— Exercise —
Extract every line where the string "from" appears.

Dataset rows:
-- Begin --
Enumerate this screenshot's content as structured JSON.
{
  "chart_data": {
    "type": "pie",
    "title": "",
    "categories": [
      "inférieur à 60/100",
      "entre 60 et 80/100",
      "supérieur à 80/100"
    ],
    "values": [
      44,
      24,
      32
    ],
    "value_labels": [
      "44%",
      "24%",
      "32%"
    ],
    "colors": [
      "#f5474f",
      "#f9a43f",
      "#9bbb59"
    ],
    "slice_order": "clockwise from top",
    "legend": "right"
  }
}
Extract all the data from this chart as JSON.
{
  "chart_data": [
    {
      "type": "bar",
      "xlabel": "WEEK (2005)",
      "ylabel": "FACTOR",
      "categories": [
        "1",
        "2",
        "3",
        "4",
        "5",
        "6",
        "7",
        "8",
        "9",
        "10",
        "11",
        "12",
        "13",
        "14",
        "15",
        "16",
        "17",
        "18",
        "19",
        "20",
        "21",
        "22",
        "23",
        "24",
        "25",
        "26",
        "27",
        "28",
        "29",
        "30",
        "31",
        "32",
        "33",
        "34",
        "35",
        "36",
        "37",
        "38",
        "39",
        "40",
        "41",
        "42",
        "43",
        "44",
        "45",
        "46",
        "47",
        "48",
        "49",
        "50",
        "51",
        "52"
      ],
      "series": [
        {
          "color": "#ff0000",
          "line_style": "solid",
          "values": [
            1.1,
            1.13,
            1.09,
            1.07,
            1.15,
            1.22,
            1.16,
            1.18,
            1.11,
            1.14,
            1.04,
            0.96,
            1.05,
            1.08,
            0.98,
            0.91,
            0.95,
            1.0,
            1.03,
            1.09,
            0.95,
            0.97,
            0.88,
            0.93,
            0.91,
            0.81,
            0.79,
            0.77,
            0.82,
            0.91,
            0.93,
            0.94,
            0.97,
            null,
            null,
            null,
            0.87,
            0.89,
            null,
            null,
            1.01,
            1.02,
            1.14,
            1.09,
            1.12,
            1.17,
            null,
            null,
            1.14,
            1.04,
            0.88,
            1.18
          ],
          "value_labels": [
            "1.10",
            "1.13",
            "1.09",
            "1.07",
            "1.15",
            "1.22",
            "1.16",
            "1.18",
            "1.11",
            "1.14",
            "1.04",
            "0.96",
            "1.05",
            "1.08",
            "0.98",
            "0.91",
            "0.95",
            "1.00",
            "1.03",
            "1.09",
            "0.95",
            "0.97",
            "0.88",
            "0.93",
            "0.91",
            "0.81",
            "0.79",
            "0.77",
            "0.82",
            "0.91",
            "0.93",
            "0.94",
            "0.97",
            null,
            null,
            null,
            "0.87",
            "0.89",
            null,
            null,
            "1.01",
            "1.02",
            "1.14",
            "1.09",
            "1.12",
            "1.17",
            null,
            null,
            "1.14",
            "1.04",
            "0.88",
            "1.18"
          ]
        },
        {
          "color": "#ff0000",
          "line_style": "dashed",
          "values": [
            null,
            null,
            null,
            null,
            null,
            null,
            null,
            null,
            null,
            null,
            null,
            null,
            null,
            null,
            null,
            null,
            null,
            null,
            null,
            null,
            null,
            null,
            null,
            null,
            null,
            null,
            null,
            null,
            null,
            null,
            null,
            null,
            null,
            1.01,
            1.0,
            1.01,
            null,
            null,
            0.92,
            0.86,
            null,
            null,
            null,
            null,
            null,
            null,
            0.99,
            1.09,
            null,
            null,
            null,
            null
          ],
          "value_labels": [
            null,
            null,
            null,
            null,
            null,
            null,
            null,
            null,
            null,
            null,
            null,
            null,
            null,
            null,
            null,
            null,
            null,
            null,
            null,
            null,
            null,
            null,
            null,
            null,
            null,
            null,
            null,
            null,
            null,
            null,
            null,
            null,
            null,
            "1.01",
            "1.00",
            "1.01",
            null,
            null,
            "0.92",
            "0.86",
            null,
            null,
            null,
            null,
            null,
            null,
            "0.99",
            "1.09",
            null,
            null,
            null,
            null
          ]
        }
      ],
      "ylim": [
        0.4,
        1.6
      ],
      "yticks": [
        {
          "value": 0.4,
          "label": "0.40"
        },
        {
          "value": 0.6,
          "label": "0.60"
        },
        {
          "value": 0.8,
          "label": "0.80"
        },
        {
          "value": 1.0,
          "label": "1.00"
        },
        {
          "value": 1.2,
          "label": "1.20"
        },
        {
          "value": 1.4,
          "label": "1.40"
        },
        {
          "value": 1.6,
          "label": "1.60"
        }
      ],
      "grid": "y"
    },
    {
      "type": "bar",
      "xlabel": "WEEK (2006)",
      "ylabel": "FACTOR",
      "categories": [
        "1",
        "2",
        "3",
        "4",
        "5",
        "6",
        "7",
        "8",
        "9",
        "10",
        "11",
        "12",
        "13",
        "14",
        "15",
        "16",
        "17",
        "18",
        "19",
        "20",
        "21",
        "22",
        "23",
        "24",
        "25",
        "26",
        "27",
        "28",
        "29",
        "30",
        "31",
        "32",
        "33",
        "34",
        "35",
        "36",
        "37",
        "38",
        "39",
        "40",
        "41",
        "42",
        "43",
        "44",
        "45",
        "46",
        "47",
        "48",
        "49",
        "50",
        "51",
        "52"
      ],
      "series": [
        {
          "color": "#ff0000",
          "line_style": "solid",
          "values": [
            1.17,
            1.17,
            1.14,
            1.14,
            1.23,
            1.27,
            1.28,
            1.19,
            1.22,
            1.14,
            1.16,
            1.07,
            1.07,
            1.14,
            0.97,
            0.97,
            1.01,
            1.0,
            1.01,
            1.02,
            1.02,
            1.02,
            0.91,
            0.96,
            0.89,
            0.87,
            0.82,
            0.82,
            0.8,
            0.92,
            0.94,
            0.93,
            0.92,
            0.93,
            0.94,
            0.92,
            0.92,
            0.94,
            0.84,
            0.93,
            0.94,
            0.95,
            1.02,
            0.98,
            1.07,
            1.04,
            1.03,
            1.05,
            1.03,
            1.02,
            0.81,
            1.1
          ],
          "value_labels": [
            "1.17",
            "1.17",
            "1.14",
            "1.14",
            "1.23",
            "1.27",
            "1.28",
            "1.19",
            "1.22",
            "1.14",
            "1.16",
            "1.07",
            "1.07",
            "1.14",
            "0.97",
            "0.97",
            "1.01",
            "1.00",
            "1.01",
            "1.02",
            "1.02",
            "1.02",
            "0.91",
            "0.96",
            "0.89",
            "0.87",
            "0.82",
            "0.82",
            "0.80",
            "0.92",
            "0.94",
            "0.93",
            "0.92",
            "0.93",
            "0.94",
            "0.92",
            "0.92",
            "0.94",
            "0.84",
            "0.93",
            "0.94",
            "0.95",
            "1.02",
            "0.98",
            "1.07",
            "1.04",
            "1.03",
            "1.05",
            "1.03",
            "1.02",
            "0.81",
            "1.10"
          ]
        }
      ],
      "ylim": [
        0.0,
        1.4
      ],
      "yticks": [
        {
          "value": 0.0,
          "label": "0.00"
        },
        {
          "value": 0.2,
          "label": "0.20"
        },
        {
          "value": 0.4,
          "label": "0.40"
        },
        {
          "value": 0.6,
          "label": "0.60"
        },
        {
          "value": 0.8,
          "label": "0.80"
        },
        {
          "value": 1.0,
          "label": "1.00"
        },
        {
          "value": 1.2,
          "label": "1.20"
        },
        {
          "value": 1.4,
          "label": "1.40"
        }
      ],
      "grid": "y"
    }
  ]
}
-- End --
— Correct response —
    "slice_order": "clockwise from top",
Extract all the data from this chart as JSON.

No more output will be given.